§ Task statement
Quote, verbatim, all material below, without pictures.

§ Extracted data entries
• • • • • • •

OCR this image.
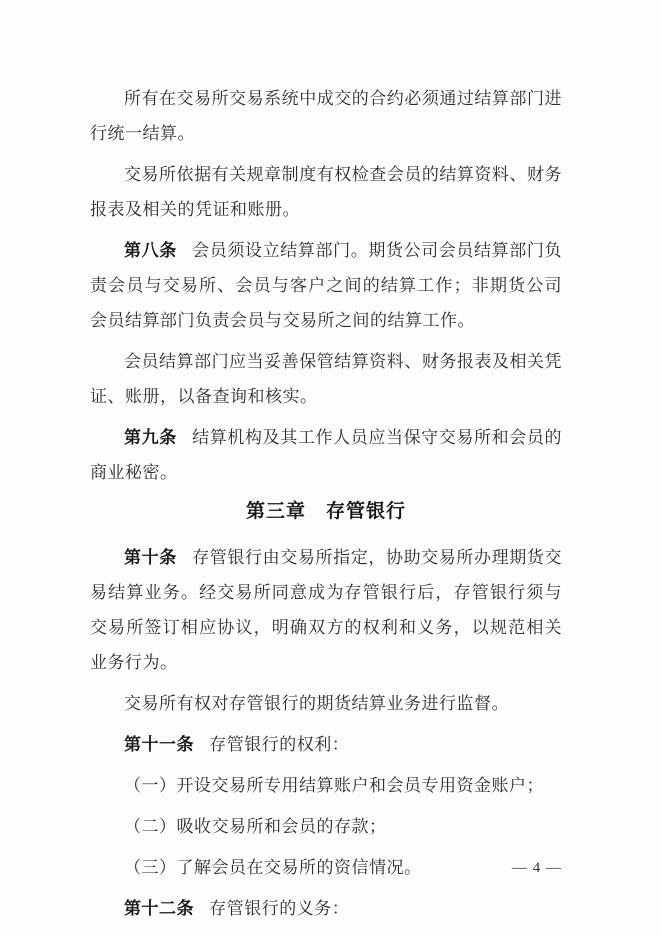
所有在交易所交易系统中成交的合约必须通过结算部门进行统一结算。

交易所依据有关规章制度有权检查会员的结算资料、财务报表及相关的凭证和账册。

第八条 会员须设立结算部门。期货公司会员结算部门负责会员与交易所、会员与客户之间的结算工作；非期货公司会员结算部门负责会员与交易所之间的结算工作。

会员结算部门应当妥善保管结算资料、财务报表及相关凭证、账册，以备查询和核实。

第九条 结算机构及其工作人员应当保守交易所和会员的商业秘密。

第三章　存管银行

第十条 存管银行由交易所指定，协助交易所办理期货交易结算业务。经交易所同意成为存管银行后，存管银行须与交易所签订相应协议，明确双方的权利和义务，以规范相关业务行为。

交易所有权对存管银行的期货结算业务进行监督。

第十一条 存管银行的权利：

（一）开设交易所专用结算账户和会员专用资金账户；

（二）吸收交易所和会员的存款；

（三）了解会员在交易所的资信情况。

第十二条 存管银行的义务：

— 4 —
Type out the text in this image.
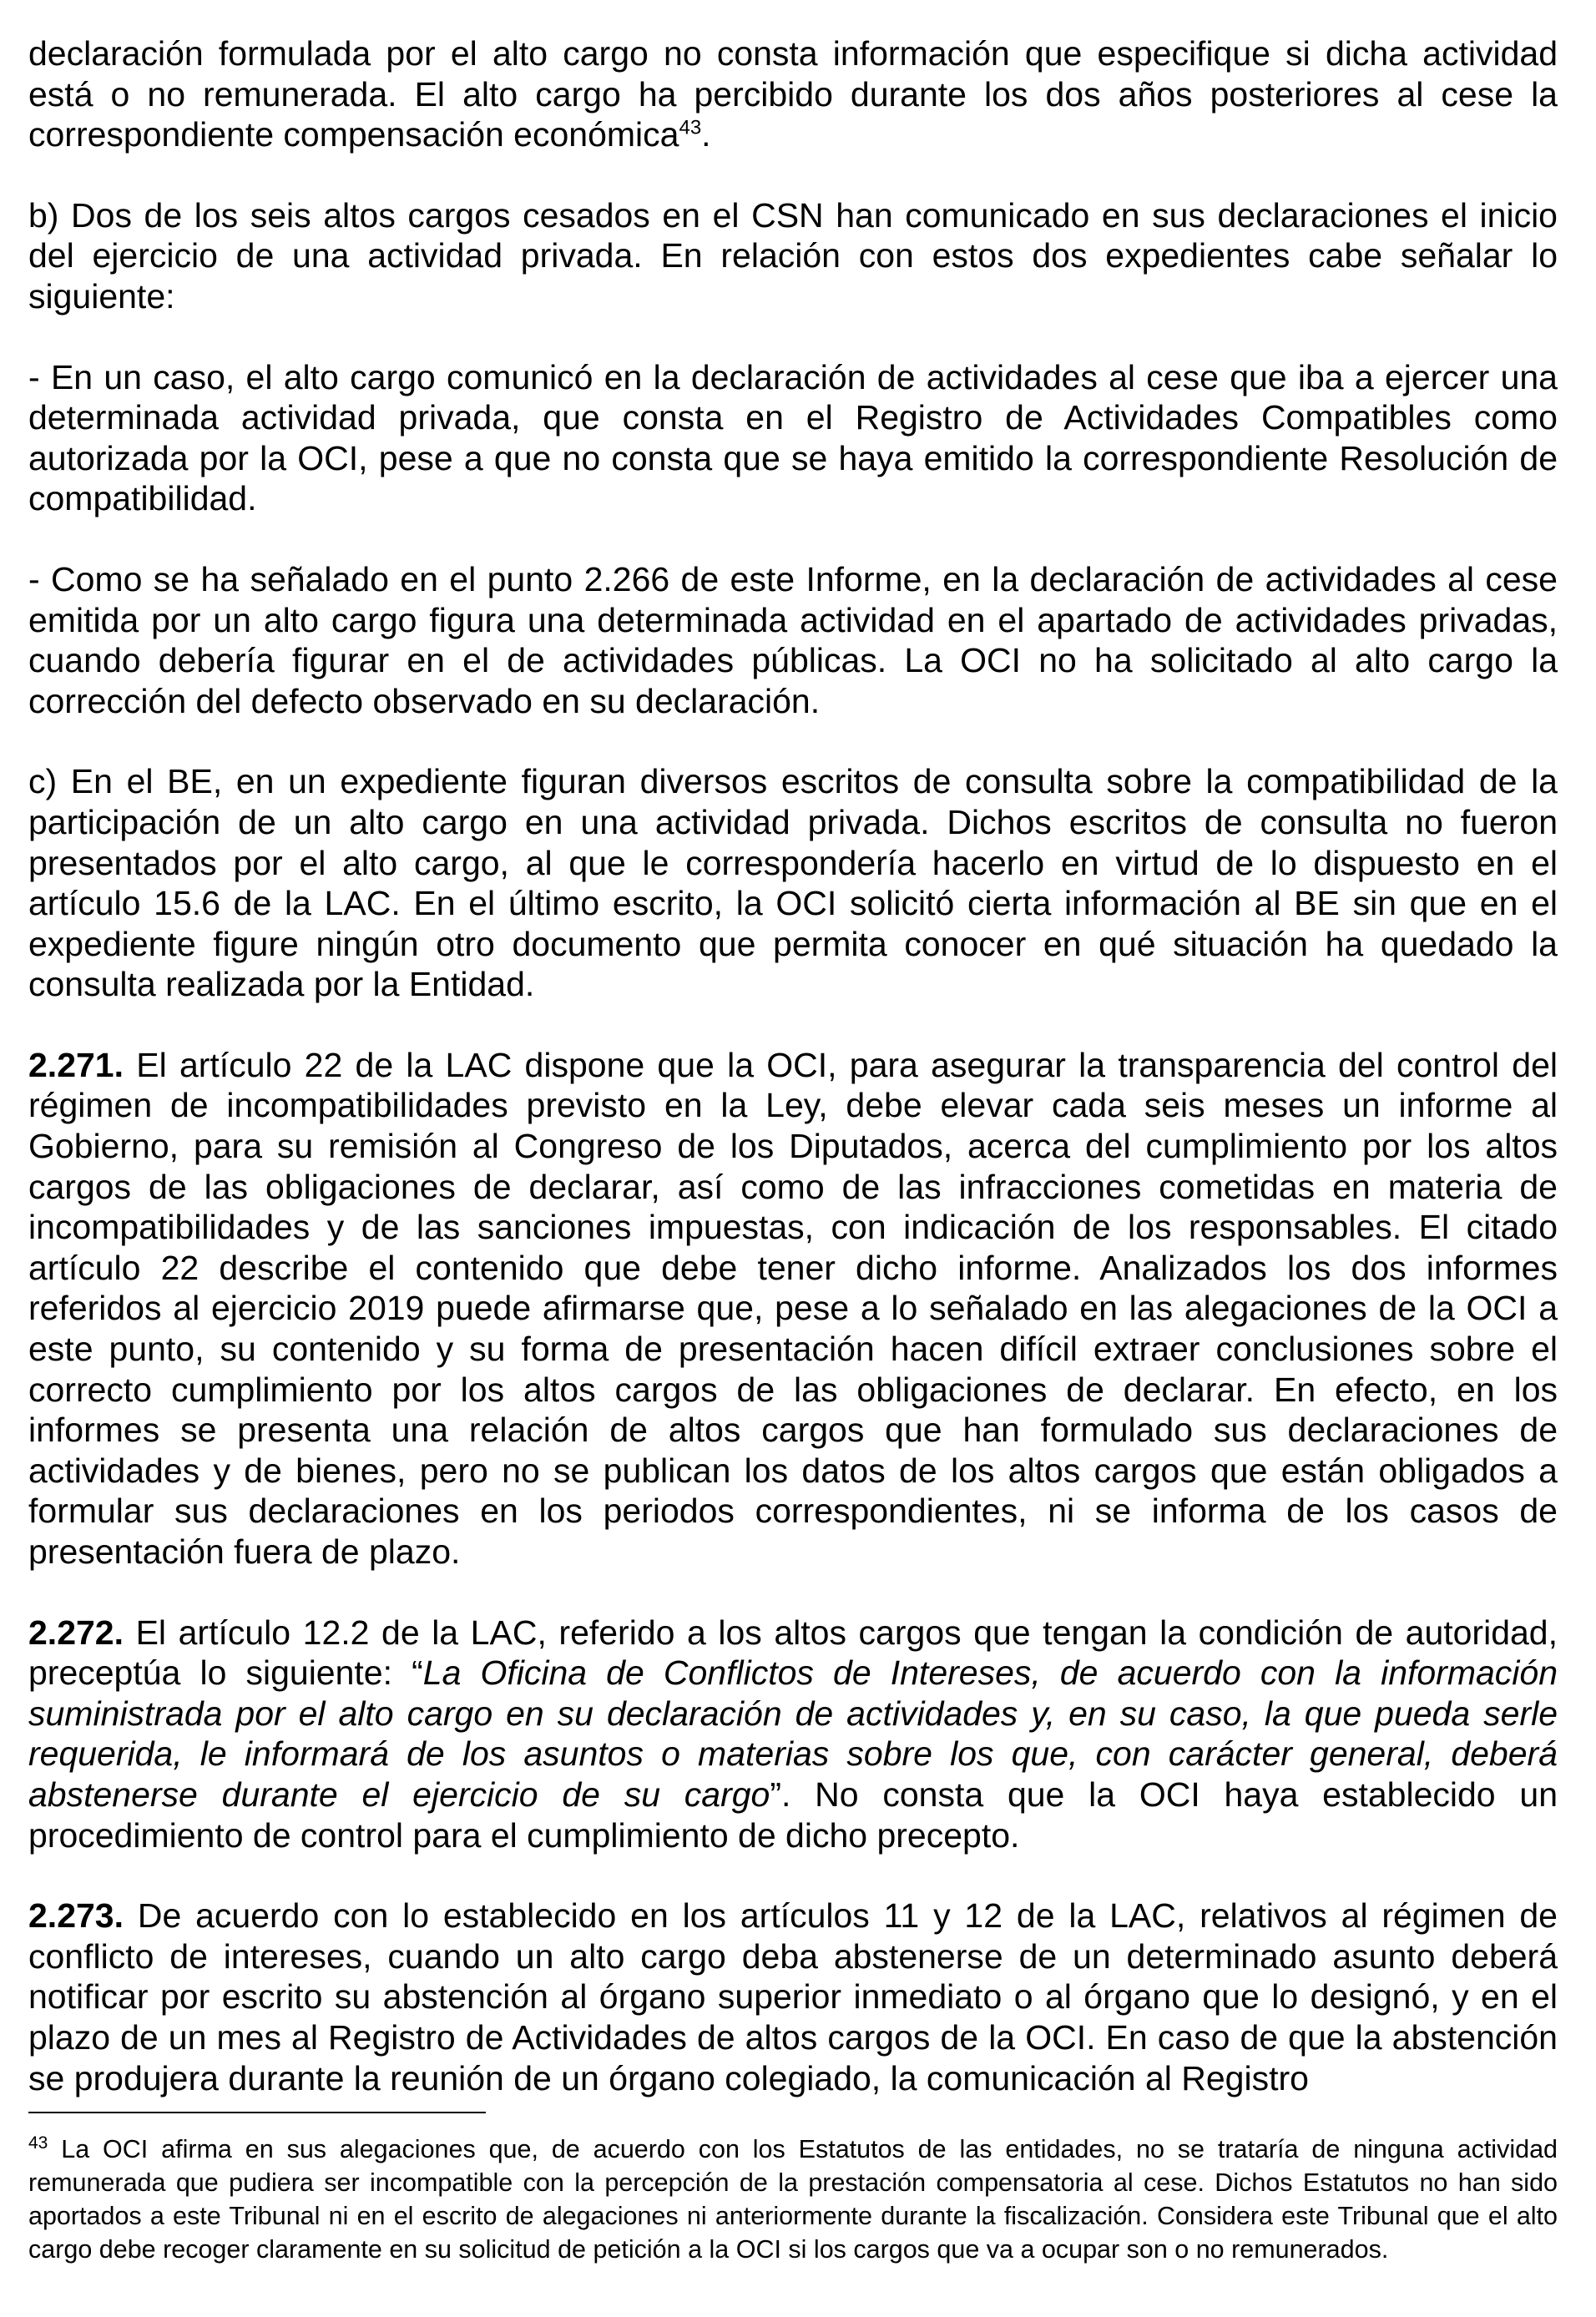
declaración formulada por el alto cargo no consta información que especifique si dicha actividad está o no remunerada. El alto cargo ha percibido durante los dos años posteriores al cese la correspondiente compensación económica$^{43}$.

b) Dos de los seis altos cargos cesados en el CSN han comunicado en sus declaraciones el inicio del ejercicio de una actividad privada. En relación con estos dos expedientes cabe señalar lo siguiente:

- En un caso, el alto cargo comunicó en la declaración de actividades al cese que iba a ejercer una determinada actividad privada, que consta en el Registro de Actividades Compatibles como autorizada por la OCI, pese a que no consta que se haya emitido la correspondiente Resolución de compatibilidad.

- Como se ha señalado en el punto 2.266 de este Informe, en la declaración de actividades al cese emitida por un alto cargo figura una determinada actividad en el apartado de actividades privadas, cuando debería figurar en el de actividades públicas. La OCI no ha solicitado al alto cargo la corrección del defecto observado en su declaración.

c) En el BE, en un expediente figuran diversos escritos de consulta sobre la compatibilidad de la participación de un alto cargo en una actividad privada. Dichos escritos de consulta no fueron presentados por el alto cargo, al que le correspondería hacerlo en virtud de lo dispuesto en el artículo 15.6 de la LAC. En el último escrito, la OCI solicitó cierta información al BE sin que en el expediente figure ningún otro documento que permita conocer en qué situación ha quedado la consulta realizada por la Entidad.

2.271. El artículo 22 de la LAC dispone que la OCI, para asegurar la transparencia del control del régimen de incompatibilidades previsto en la Ley, debe elevar cada seis meses un informe al Gobierno, para su remisión al Congreso de los Diputados, acerca del cumplimiento por los altos cargos de las obligaciones de declarar, así como de las infracciones cometidas en materia de incompatibilidades y de las sanciones impuestas, con indicación de los responsables. El citado artículo 22 describe el contenido que debe tener dicho informe. Analizados los dos informes referidos al ejercicio 2019 puede afirmarse que, pese a lo señalado en las alegaciones de la OCI a este punto, su contenido y su forma de presentación hacen difícil extraer conclusiones sobre el correcto cumplimiento por los altos cargos de las obligaciones de declarar. En efecto, en los informes se presenta una relación de altos cargos que han formulado sus declaraciones de actividades y de bienes, pero no se publican los datos de los altos cargos que están obligados a formular sus declaraciones en los periodos correspondientes, ni se informa de los casos de presentación fuera de plazo.

2.272. El artículo 12.2 de la LAC, referido a los altos cargos que tengan la condición de autoridad, preceptúa lo siguiente: “La Oficina de Conflictos de Intereses, de acuerdo con la información suministrada por el alto cargo en su declaración de actividades y, en su caso, la que pueda serle requerida, le informará de los asuntos o materias sobre los que, con carácter general, deberá abstenerse durante el ejercicio de su cargo”. No consta que la OCI haya establecido un procedimiento de control para el cumplimiento de dicho precepto.

2.273. De acuerdo con lo establecido en los artículos 11 y 12 de la LAC, relativos al régimen de conflicto de intereses, cuando un alto cargo deba abstenerse de un determinado asunto deberá notificar por escrito su abstención al órgano superior inmediato o al órgano que lo designó, y en el plazo de un mes al Registro de Actividades de altos cargos de la OCI. En caso de que la abstención se produjera durante la reunión de un órgano colegiado, la comunicación al Registro

$^{43}$ La OCI afirma en sus alegaciones que, de acuerdo con los Estatutos de las entidades, no se trataría de ninguna actividad remunerada que pudiera ser incompatible con la percepción de la prestación compensatoria al cese. Dichos Estatutos no han sido aportados a este Tribunal ni en el escrito de alegaciones ni anteriormente durante la fiscalización. Considera este Tribunal que el alto cargo debe recoger claramente en su solicitud de petición a la OCI si los cargos que va a ocupar son o no remunerados.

• • • • • • •

§ Expected answer
OCR this image.
所有在交易所交易系统中成交的合约必须通过结算部门进行统一结算。

交易所依据有关规章制度有权检查会员的结算资料、财务报表及相关的凭证和账册。

第八条 会员须设立结算部门。期货公司会员结算部门负责会员与交易所、会员与客户之间的结算工作；非期货公司会员结算部门负责会员与交易所之间的结算工作。

会员结算部门应当妥善保管结算资料、财务报表及相关凭证、账册，以备查询和核实。

第九条 结算机构及其工作人员应当保守交易所和会员的商业秘密。

第三章　存管银行

第十条 存管银行由交易所指定，协助交易所办理期货交易结算业务。经交易所同意成为存管银行后，存管银行须与交易所签订相应协议，明确双方的权利和义务，以规范相关业务行为。

交易所有权对存管银行的期货结算业务进行监督。

第十一条 存管银行的权利：

（一）开设交易所专用结算账户和会员专用资金账户；

（二）吸收交易所和会员的存款；

（三）了解会员在交易所的资信情况。

第十二条 存管银行的义务：

— 4 —
Type out the text in this image.
declaración formulada por el alto cargo no consta información que especifique si dicha actividad está o no remunerada. El alto cargo ha percibido durante los dos años posteriores al cese la correspondiente compensación económica$^{43}$.

b) Dos de los seis altos cargos cesados en el CSN han comunicado en sus declaraciones el inicio del ejercicio de una actividad privada. En relación con estos dos expedientes cabe señalar lo siguiente:

- En un caso, el alto cargo comunicó en la declaración de actividades al cese que iba a ejercer una determinada actividad privada, que consta en el Registro de Actividades Compatibles como autorizada por la OCI, pese a que no consta que se haya emitido la correspondiente Resolución de compatibilidad.

- Como se ha señalado en el punto 2.266 de este Informe, en la declaración de actividades al cese emitida por un alto cargo figura una determinada actividad en el apartado de actividades privadas, cuando debería figurar en el de actividades públicas. La OCI no ha solicitado al alto cargo la corrección del defecto observado en su declaración.

c) En el BE, en un expediente figuran diversos escritos de consulta sobre la compatibilidad de la participación de un alto cargo en una actividad privada. Dichos escritos de consulta no fueron presentados por el alto cargo, al que le correspondería hacerlo en virtud de lo dispuesto en el artículo 15.6 de la LAC. En el último escrito, la OCI solicitó cierta información al BE sin que en el expediente figure ningún otro documento que permita conocer en qué situación ha quedado la consulta realizada por la Entidad.

2.271. El artículo 22 de la LAC dispone que la OCI, para asegurar la transparencia del control del régimen de incompatibilidades previsto en la Ley, debe elevar cada seis meses un informe al Gobierno, para su remisión al Congreso de los Diputados, acerca del cumplimiento por los altos cargos de las obligaciones de declarar, así como de las infracciones cometidas en materia de incompatibilidades y de las sanciones impuestas, con indicación de los responsables. El citado artículo 22 describe el contenido que debe tener dicho informe. Analizados los dos informes referidos al ejercicio 2019 puede afirmarse que, pese a lo señalado en las alegaciones de la OCI a este punto, su contenido y su forma de presentación hacen difícil extraer conclusiones sobre el correcto cumplimiento por los altos cargos de las obligaciones de declarar. En efecto, en los informes se presenta una relación de altos cargos que han formulado sus declaraciones de actividades y de bienes, pero no se publican los datos de los altos cargos que están obligados a formular sus declaraciones en los periodos correspondientes, ni se informa de los casos de presentación fuera de plazo.

2.272. El artículo 12.2 de la LAC, referido a los altos cargos que tengan la condición de autoridad, preceptúa lo siguiente: “La Oficina de Conflictos de Intereses, de acuerdo con la información suministrada por el alto cargo en su declaración de actividades y, en su caso, la que pueda serle requerida, le informará de los asuntos o materias sobre los que, con carácter general, deberá abstenerse durante el ejercicio de su cargo”. No consta que la OCI haya establecido un procedimiento de control para el cumplimiento de dicho precepto.

2.273. De acuerdo con lo establecido en los artículos 11 y 12 de la LAC, relativos al régimen de conflicto de intereses, cuando un alto cargo deba abstenerse de un determinado asunto deberá notificar por escrito su abstención al órgano superior inmediato o al órgano que lo designó, y en el plazo de un mes al Registro de Actividades de altos cargos de la OCI. En caso de que la abstención se produjera durante la reunión de un órgano colegiado, la comunicación al Registro

$^{43}$ La OCI afirma en sus alegaciones que, de acuerdo con los Estatutos de las entidades, no se trataría de ninguna actividad remunerada que pudiera ser incompatible con la percepción de la prestación compensatoria al cese. Dichos Estatutos no han sido aportados a este Tribunal ni en el escrito de alegaciones ni anteriormente durante la fiscalización. Considera este Tribunal que el alto cargo debe recoger claramente en su solicitud de petición a la OCI si los cargos que va a ocupar son o no remunerados.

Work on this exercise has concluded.